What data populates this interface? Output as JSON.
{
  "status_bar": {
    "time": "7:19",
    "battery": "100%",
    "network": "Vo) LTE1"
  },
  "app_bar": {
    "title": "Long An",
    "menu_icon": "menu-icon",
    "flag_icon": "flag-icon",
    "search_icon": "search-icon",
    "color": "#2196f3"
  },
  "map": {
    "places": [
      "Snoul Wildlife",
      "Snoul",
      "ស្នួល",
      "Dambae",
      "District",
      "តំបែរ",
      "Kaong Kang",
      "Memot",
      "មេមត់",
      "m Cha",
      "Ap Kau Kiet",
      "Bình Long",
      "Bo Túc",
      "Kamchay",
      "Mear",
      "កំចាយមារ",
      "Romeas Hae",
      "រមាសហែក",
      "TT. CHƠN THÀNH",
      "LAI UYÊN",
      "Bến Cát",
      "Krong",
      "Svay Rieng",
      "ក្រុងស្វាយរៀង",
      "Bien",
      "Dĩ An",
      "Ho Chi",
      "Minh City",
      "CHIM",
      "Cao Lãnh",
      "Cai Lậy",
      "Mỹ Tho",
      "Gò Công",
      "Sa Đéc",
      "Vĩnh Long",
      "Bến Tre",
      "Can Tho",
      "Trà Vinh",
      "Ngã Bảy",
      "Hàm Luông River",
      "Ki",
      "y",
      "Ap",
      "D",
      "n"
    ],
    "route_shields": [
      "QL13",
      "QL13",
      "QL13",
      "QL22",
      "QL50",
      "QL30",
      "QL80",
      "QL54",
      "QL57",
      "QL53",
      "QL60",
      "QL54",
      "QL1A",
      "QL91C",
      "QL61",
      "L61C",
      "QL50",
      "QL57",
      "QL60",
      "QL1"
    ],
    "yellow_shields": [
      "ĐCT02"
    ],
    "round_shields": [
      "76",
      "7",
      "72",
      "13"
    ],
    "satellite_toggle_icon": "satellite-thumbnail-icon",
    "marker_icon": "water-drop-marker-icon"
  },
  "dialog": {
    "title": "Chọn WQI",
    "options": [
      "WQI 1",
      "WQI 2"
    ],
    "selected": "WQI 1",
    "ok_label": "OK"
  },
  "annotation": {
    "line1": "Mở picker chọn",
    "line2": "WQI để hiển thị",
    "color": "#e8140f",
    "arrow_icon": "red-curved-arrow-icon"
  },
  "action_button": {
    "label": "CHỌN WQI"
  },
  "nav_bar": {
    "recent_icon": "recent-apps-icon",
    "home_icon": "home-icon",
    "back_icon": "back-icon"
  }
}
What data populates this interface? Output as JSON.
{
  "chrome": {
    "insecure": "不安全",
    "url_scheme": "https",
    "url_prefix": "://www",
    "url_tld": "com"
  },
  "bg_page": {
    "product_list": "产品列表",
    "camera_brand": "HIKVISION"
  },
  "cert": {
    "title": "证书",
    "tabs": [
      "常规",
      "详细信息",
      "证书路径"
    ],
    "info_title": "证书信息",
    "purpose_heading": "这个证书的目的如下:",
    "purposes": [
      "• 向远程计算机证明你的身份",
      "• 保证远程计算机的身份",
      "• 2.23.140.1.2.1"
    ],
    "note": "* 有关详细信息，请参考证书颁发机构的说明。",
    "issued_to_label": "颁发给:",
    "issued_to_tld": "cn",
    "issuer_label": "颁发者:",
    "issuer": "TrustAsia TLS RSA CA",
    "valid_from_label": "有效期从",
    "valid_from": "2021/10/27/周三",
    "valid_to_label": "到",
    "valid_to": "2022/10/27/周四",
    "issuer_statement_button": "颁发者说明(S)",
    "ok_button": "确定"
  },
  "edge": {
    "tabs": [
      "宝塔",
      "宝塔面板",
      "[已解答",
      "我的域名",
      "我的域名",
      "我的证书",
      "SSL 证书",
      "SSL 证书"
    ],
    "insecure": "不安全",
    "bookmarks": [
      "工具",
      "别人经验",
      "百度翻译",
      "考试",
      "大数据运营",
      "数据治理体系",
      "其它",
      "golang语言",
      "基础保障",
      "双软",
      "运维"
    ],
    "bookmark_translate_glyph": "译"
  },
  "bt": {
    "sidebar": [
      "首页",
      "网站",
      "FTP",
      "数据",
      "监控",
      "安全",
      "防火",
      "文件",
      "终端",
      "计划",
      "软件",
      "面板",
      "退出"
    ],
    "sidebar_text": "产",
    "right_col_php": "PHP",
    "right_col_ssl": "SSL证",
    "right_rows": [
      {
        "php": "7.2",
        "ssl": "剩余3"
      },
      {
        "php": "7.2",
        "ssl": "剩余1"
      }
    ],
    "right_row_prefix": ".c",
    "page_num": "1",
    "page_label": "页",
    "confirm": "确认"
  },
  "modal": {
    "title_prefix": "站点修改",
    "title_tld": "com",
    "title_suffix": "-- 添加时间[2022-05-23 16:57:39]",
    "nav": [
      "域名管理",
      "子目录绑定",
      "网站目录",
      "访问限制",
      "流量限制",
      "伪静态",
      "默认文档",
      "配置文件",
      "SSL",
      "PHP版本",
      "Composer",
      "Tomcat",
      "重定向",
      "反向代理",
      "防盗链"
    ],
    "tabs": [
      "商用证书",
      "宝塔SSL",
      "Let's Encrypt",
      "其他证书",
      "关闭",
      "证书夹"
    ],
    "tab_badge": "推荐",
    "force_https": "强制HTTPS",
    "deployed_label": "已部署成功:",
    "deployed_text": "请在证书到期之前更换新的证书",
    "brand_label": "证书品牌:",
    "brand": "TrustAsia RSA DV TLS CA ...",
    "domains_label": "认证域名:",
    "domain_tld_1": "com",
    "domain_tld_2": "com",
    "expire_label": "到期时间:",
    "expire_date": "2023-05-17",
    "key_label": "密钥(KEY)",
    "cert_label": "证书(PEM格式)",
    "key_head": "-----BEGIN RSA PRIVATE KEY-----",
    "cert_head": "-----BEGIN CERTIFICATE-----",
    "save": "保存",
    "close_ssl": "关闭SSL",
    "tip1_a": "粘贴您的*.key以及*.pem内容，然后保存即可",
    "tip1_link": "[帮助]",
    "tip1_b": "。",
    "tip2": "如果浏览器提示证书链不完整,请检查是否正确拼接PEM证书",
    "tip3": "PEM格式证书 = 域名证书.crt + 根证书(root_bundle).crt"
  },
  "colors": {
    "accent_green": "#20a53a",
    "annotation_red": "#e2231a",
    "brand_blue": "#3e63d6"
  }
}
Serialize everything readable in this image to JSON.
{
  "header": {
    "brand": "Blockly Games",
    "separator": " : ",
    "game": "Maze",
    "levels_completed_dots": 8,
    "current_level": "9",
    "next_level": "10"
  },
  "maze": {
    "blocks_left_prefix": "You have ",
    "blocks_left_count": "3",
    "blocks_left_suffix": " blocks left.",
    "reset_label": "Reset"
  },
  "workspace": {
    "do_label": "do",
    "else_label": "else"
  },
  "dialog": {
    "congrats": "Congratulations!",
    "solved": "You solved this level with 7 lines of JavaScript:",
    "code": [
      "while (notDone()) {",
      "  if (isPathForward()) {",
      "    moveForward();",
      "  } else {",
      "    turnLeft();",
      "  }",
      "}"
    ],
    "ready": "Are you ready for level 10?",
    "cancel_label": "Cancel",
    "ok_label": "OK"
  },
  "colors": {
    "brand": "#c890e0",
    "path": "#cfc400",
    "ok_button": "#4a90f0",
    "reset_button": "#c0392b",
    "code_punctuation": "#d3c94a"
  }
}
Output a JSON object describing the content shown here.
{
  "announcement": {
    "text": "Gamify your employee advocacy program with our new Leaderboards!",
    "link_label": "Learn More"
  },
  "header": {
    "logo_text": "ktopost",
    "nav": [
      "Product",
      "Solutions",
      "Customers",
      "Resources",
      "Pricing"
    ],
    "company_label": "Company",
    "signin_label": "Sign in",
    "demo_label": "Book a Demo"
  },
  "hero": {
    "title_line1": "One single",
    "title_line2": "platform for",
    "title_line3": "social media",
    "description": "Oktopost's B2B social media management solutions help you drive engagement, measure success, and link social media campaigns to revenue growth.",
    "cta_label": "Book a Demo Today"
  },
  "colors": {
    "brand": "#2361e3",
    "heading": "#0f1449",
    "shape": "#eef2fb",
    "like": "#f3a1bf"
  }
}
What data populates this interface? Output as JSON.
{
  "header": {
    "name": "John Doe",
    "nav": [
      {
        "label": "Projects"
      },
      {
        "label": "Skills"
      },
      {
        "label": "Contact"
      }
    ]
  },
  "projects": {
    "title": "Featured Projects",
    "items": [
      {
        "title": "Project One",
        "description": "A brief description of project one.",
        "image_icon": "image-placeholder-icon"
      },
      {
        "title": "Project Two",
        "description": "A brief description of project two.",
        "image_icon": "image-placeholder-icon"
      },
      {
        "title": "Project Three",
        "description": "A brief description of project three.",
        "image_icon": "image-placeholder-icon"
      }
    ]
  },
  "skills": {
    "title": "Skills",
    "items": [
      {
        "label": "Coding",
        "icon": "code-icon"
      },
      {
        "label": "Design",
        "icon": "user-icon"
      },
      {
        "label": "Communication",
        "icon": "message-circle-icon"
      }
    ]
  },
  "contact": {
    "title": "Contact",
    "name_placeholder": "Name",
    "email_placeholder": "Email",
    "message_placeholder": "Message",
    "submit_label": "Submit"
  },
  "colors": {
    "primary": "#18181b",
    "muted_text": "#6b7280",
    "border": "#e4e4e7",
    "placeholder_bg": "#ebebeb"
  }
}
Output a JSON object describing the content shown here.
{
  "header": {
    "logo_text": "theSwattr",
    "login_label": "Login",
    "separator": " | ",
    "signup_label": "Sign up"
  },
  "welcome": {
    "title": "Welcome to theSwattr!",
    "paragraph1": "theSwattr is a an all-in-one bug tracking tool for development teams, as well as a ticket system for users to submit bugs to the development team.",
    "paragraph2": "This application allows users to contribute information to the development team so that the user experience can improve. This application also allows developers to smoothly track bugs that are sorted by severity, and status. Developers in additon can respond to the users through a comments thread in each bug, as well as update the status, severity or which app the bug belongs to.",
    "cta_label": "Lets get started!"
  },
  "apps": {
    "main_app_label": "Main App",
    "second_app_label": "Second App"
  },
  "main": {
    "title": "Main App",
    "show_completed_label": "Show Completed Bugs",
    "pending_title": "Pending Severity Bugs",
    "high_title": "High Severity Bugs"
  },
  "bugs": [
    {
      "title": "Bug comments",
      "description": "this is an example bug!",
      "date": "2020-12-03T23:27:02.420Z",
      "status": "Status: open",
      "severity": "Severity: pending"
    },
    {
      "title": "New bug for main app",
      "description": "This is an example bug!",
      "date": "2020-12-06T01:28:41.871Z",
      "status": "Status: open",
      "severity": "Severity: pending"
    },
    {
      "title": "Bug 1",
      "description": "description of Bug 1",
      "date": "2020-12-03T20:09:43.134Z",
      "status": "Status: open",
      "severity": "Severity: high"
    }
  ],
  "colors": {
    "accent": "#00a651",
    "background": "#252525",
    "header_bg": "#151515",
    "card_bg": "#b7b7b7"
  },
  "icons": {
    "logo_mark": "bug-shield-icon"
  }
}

::::::::

WHAT THE TASK REQUIRES → Pick out the lines that include the word "BEGIN" and write them out.

TASK RESULT →
    "key_head": "-----BEGIN RSA PRIVATE KEY-----",
    "cert_head": "-----BEGIN CERTIFICATE-----",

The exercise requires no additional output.